• [Task directions] Every entry below must be repeated exactly; skip the pictures.

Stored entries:
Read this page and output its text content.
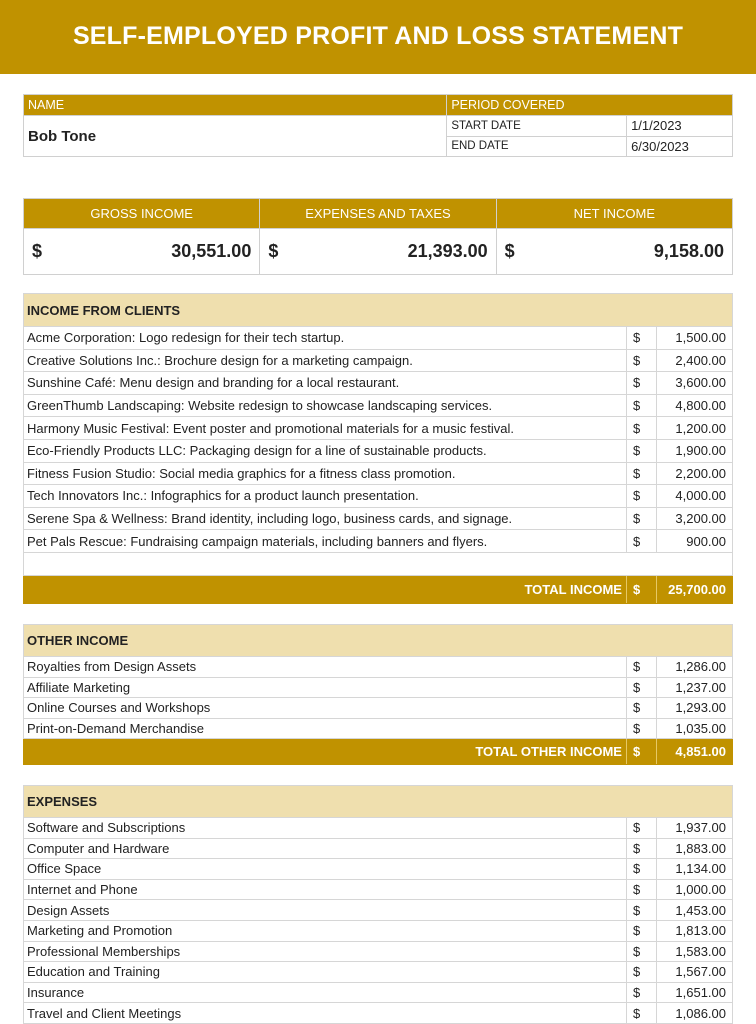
SELF-EMPLOYED PROFIT AND LOSS STATEMENT
NAME	PERIOD COVERED	
Bob Tone	START DATE	1/1/2023
	END DATE	6/30/2023
GROSS INCOME	EXPENSES AND TAXES	NET INCOME

$ 30,551.00	$ 21,393.00	$ 9,158.00
INCOME FROM CLIENTS		
Acme Corporation: Logo redesign for their tech startup.	$	1,500.00
Creative Solutions Inc.: Brochure design for a marketing campaign.	$	2,400.00
Sunshine Café: Menu design and branding for a local restaurant.	$	3,600.00
GreenThumb Landscaping: Website redesign to showcase landscaping services.	$	4,800.00
Harmony Music Festival: Event poster and promotional materials for a music festival.	$	1,200.00
Eco-Friendly Products LLC: Packaging design for a line of sustainable products.	$	1,900.00
Fitness Fusion Studio: Social media graphics for a fitness class promotion.	$	2,200.00
Tech Innovators Inc.: Infographics for a product launch presentation.	$	4,000.00
Serene Spa & Wellness: Brand identity, including logo, business cards, and signage.	$	3,200.00
Pet Pals Rescue: Fundraising campaign materials, including banners and flyers.	$	900.00

TOTAL INCOME	$	25,700.00
OTHER INCOME		
Royalties from Design Assets	$	1,286.00
Affiliate Marketing	$	1,237.00
Online Courses and Workshops	$	1,293.00
Print-on-Demand Merchandise	$	1,035.00
TOTAL OTHER INCOME	$	4,851.00
EXPENSES		
Software and Subscriptions	$	1,937.00
Computer and Hardware	$	1,883.00
Office Space	$	1,134.00
Internet and Phone	$	1,000.00
Design Assets	$	1,453.00
Marketing and Promotion	$	1,813.00
Professional Memberships	$	1,583.00
Education and Training	$	1,567.00
Insurance	$	1,651.00
Travel and Client Meetings	$	1,086.00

• [Solution for this task]
Read this page and output its text content.
SELF-EMPLOYED PROFIT AND LOSS STATEMENT
NAME	PERIOD COVERED	
Bob Tone	START DATE	1/1/2023
	END DATE	6/30/2023
GROSS INCOME	EXPENSES AND TAXES	NET INCOME

$ 30,551.00	$ 21,393.00	$ 9,158.00
INCOME FROM CLIENTS		
Acme Corporation: Logo redesign for their tech startup.	$	1,500.00
Creative Solutions Inc.: Brochure design for a marketing campaign.	$	2,400.00
Sunshine Café: Menu design and branding for a local restaurant.	$	3,600.00
GreenThumb Landscaping: Website redesign to showcase landscaping services.	$	4,800.00
Harmony Music Festival: Event poster and promotional materials for a music festival.	$	1,200.00
Eco-Friendly Products LLC: Packaging design for a line of sustainable products.	$	1,900.00
Fitness Fusion Studio: Social media graphics for a fitness class promotion.	$	2,200.00
Tech Innovators Inc.: Infographics for a product launch presentation.	$	4,000.00
Serene Spa & Wellness: Brand identity, including logo, business cards, and signage.	$	3,200.00
Pet Pals Rescue: Fundraising campaign materials, including banners and flyers.	$	900.00

TOTAL INCOME	$	25,700.00
OTHER INCOME		
Royalties from Design Assets	$	1,286.00
Affiliate Marketing	$	1,237.00
Online Courses and Workshops	$	1,293.00
Print-on-Demand Merchandise	$	1,035.00
TOTAL OTHER INCOME	$	4,851.00
EXPENSES		
Software and Subscriptions	$	1,937.00
Computer and Hardware	$	1,883.00
Office Space	$	1,134.00
Internet and Phone	$	1,000.00
Design Assets	$	1,453.00
Marketing and Promotion	$	1,813.00
Professional Memberships	$	1,583.00
Education and Training	$	1,567.00
Insurance	$	1,651.00
Travel and Client Meetings	$	1,086.00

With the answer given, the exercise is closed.